▶ _DO THIS_: Reproduce exactly the line in which "Give me a plain-text" occurs and all the lines after it, ending with the last line.

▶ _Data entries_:
• • •

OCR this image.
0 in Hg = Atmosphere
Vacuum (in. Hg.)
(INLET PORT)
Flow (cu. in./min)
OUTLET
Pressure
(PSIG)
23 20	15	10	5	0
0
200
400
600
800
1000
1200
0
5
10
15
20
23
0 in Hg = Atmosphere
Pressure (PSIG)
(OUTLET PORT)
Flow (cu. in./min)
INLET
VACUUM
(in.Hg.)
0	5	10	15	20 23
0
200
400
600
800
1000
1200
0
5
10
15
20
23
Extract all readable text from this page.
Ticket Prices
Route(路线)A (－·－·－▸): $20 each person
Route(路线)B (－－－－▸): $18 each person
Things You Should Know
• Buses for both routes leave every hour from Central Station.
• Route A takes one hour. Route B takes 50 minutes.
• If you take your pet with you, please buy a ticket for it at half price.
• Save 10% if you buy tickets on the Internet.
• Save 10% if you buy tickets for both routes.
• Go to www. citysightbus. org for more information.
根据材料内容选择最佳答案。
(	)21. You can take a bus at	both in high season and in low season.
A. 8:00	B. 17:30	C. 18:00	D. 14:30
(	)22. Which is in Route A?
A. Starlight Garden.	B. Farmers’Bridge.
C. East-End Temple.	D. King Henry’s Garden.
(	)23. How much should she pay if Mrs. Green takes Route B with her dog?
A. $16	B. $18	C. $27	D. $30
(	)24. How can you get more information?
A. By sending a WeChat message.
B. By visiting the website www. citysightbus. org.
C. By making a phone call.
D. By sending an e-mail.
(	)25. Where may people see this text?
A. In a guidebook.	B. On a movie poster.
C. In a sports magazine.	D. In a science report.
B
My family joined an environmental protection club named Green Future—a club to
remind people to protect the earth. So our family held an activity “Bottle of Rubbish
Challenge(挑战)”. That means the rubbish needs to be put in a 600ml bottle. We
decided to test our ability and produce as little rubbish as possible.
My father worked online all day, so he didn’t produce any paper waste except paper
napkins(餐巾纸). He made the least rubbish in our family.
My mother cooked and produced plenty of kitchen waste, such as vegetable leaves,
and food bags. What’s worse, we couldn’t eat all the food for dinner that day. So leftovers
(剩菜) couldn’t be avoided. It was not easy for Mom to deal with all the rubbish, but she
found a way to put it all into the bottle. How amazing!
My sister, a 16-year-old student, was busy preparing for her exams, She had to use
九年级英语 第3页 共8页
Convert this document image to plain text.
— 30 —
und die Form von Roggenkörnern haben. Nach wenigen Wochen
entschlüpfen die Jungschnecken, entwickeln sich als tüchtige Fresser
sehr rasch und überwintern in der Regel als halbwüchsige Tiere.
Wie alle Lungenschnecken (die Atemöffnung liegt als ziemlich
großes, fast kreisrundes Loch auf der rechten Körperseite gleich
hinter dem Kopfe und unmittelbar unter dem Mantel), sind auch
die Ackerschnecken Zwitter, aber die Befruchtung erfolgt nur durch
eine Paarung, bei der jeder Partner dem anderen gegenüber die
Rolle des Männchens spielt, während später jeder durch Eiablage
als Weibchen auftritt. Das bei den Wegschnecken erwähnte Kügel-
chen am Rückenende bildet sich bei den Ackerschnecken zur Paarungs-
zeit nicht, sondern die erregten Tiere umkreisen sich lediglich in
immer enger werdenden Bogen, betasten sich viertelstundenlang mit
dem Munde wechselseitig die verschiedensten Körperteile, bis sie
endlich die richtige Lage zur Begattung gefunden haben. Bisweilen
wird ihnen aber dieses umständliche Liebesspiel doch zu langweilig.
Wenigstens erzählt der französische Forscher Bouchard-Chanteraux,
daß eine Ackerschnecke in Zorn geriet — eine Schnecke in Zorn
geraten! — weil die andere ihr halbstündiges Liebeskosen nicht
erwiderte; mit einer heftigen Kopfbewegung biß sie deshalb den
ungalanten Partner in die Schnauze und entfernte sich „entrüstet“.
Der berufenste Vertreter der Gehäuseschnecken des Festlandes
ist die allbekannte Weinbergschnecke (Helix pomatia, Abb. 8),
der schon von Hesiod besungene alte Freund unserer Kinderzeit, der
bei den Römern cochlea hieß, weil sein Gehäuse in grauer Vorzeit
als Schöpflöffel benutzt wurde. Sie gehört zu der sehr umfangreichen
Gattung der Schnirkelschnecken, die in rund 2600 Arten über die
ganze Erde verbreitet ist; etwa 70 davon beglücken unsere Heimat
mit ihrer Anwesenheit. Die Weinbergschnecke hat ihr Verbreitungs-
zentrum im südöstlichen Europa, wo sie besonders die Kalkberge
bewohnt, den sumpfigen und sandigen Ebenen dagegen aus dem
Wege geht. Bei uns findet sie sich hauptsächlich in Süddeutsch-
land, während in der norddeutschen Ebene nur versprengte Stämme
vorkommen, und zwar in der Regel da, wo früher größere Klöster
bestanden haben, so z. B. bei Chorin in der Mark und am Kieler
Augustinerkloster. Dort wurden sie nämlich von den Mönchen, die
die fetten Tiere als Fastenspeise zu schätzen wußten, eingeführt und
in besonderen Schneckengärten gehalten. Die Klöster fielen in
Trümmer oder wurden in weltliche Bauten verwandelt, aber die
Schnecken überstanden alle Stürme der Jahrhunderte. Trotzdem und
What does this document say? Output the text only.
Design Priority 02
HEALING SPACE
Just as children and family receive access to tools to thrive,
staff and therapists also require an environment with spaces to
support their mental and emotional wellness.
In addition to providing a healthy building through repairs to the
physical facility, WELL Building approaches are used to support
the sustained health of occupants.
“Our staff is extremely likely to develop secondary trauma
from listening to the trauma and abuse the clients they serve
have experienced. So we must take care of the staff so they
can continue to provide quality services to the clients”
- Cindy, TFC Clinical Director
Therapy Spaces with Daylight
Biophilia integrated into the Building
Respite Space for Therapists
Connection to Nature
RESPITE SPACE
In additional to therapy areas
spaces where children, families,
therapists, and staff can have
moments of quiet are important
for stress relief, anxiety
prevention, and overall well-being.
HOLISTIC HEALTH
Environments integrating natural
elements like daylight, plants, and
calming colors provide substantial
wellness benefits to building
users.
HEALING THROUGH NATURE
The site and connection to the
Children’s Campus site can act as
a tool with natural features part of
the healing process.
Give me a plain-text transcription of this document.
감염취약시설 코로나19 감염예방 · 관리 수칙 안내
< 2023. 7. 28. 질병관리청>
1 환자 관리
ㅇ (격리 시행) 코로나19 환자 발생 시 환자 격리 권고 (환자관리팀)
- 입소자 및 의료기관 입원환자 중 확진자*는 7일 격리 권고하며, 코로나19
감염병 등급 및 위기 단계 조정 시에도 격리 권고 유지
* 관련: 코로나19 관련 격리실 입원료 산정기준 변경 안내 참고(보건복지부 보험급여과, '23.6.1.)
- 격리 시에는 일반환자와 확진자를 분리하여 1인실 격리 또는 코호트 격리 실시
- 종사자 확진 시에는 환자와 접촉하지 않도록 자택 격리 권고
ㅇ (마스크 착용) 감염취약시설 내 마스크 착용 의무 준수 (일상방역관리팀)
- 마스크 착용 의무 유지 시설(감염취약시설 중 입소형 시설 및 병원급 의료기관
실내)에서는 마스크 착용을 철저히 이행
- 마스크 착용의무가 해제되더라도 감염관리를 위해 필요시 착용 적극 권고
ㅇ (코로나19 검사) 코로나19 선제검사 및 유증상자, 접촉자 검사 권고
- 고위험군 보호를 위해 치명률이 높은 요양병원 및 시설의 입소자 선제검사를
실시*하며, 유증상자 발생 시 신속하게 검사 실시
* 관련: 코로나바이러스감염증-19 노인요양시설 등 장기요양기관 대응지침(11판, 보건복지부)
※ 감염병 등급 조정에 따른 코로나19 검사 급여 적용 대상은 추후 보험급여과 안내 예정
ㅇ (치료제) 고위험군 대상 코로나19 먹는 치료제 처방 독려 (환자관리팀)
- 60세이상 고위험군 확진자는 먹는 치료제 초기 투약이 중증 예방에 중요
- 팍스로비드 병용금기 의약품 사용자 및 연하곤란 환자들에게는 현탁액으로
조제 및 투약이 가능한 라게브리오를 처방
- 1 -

• • •

▶ _EXERCISE SOLUTION_:
Give me a plain-text transcription of this document.
감염취약시설 코로나19 감염예방 · 관리 수칙 안내
< 2023. 7. 28. 질병관리청>
1 환자 관리
ㅇ (격리 시행) 코로나19 환자 발생 시 환자 격리 권고 (환자관리팀)
- 입소자 및 의료기관 입원환자 중 확진자*는 7일 격리 권고하며, 코로나19
감염병 등급 및 위기 단계 조정 시에도 격리 권고 유지
* 관련: 코로나19 관련 격리실 입원료 산정기준 변경 안내 참고(보건복지부 보험급여과, '23.6.1.)
- 격리 시에는 일반환자와 확진자를 분리하여 1인실 격리 또는 코호트 격리 실시
- 종사자 확진 시에는 환자와 접촉하지 않도록 자택 격리 권고
ㅇ (마스크 착용) 감염취약시설 내 마스크 착용 의무 준수 (일상방역관리팀)
- 마스크 착용 의무 유지 시설(감염취약시설 중 입소형 시설 및 병원급 의료기관
실내)에서는 마스크 착용을 철저히 이행
- 마스크 착용의무가 해제되더라도 감염관리를 위해 필요시 착용 적극 권고
ㅇ (코로나19 검사) 코로나19 선제검사 및 유증상자, 접촉자 검사 권고
- 고위험군 보호를 위해 치명률이 높은 요양병원 및 시설의 입소자 선제검사를
실시*하며, 유증상자 발생 시 신속하게 검사 실시
* 관련: 코로나바이러스감염증-19 노인요양시설 등 장기요양기관 대응지침(11판, 보건복지부)
※ 감염병 등급 조정에 따른 코로나19 검사 급여 적용 대상은 추후 보험급여과 안내 예정
ㅇ (치료제) 고위험군 대상 코로나19 먹는 치료제 처방 독려 (환자관리팀)
- 60세이상 고위험군 확진자는 먹는 치료제 초기 투약이 중증 예방에 중요
- 팍스로비드 병용금기 의약품 사용자 및 연하곤란 환자들에게는 현탁액으로
조제 및 투약이 가능한 라게브리오를 처방
- 1 -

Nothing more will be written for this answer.